Set exercise:
Copy each line exactly.

* Begin Supplied entries *

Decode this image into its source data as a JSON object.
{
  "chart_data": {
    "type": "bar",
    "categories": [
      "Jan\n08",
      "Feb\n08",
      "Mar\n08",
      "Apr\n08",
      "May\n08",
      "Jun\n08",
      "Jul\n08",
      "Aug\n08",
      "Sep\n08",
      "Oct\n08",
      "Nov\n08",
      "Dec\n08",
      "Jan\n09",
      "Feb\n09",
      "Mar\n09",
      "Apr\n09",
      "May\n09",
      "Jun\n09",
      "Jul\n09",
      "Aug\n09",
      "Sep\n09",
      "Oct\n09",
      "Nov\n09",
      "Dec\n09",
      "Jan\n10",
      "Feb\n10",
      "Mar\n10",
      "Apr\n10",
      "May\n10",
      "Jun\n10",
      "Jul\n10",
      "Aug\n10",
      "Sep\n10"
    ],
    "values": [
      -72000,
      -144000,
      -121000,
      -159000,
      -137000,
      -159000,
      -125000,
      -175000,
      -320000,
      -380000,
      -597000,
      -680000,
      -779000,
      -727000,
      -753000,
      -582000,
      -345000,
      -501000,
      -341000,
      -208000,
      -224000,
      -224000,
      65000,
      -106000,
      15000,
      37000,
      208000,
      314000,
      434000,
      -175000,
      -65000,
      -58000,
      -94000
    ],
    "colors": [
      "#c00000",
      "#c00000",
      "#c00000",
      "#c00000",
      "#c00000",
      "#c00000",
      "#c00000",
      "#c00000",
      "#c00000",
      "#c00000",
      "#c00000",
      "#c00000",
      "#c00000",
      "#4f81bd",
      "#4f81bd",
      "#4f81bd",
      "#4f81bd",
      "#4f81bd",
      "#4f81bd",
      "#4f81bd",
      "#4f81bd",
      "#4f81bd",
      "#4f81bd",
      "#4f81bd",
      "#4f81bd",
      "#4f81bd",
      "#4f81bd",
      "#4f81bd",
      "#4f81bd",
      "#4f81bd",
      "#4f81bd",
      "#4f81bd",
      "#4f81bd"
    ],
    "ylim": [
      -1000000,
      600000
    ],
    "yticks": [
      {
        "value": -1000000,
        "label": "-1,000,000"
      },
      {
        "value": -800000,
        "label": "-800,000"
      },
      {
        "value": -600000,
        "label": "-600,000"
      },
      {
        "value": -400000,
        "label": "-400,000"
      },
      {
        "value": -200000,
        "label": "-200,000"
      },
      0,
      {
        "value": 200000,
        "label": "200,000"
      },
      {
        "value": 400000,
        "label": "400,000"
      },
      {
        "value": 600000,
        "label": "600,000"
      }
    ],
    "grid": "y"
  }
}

* End Supplied entries *

Full output:
Decode this image into its source data as a JSON object.
{
  "chart_data": {
    "type": "bar",
    "categories": [
      "Jan\n08",
      "Feb\n08",
      "Mar\n08",
      "Apr\n08",
      "May\n08",
      "Jun\n08",
      "Jul\n08",
      "Aug\n08",
      "Sep\n08",
      "Oct\n08",
      "Nov\n08",
      "Dec\n08",
      "Jan\n09",
      "Feb\n09",
      "Mar\n09",
      "Apr\n09",
      "May\n09",
      "Jun\n09",
      "Jul\n09",
      "Aug\n09",
      "Sep\n09",
      "Oct\n09",
      "Nov\n09",
      "Dec\n09",
      "Jan\n10",
      "Feb\n10",
      "Mar\n10",
      "Apr\n10",
      "May\n10",
      "Jun\n10",
      "Jul\n10",
      "Aug\n10",
      "Sep\n10"
    ],
    "values": [
      -72000,
      -144000,
      -121000,
      -159000,
      -137000,
      -159000,
      -125000,
      -175000,
      -320000,
      -380000,
      -597000,
      -680000,
      -779000,
      -727000,
      -753000,
      -582000,
      -345000,
      -501000,
      -341000,
      -208000,
      -224000,
      -224000,
      65000,
      -106000,
      15000,
      37000,
      208000,
      314000,
      434000,
      -175000,
      -65000,
      -58000,
      -94000
    ],
    "colors": [
      "#c00000",
      "#c00000",
      "#c00000",
      "#c00000",
      "#c00000",
      "#c00000",
      "#c00000",
      "#c00000",
      "#c00000",
      "#c00000",
      "#c00000",
      "#c00000",
      "#c00000",
      "#4f81bd",
      "#4f81bd",
      "#4f81bd",
      "#4f81bd",
      "#4f81bd",
      "#4f81bd",
      "#4f81bd",
      "#4f81bd",
      "#4f81bd",
      "#4f81bd",
      "#4f81bd",
      "#4f81bd",
      "#4f81bd",
      "#4f81bd",
      "#4f81bd",
      "#4f81bd",
      "#4f81bd",
      "#4f81bd",
      "#4f81bd",
      "#4f81bd"
    ],
    "ylim": [
      -1000000,
      600000
    ],
    "yticks": [
      {
        "value": -1000000,
        "label": "-1,000,000"
      },
      {
        "value": -800000,
        "label": "-800,000"
      },
      {
        "value": -600000,
        "label": "-600,000"
      },
      {
        "value": -400000,
        "label": "-400,000"
      },
      {
        "value": -200000,
        "label": "-200,000"
      },
      0,
      {
        "value": 200000,
        "label": "200,000"
      },
      {
        "value": 400000,
        "label": "400,000"
      },
      {
        "value": 600000,
        "label": "600,000"
      }
    ],
    "grid": "y"
  }
}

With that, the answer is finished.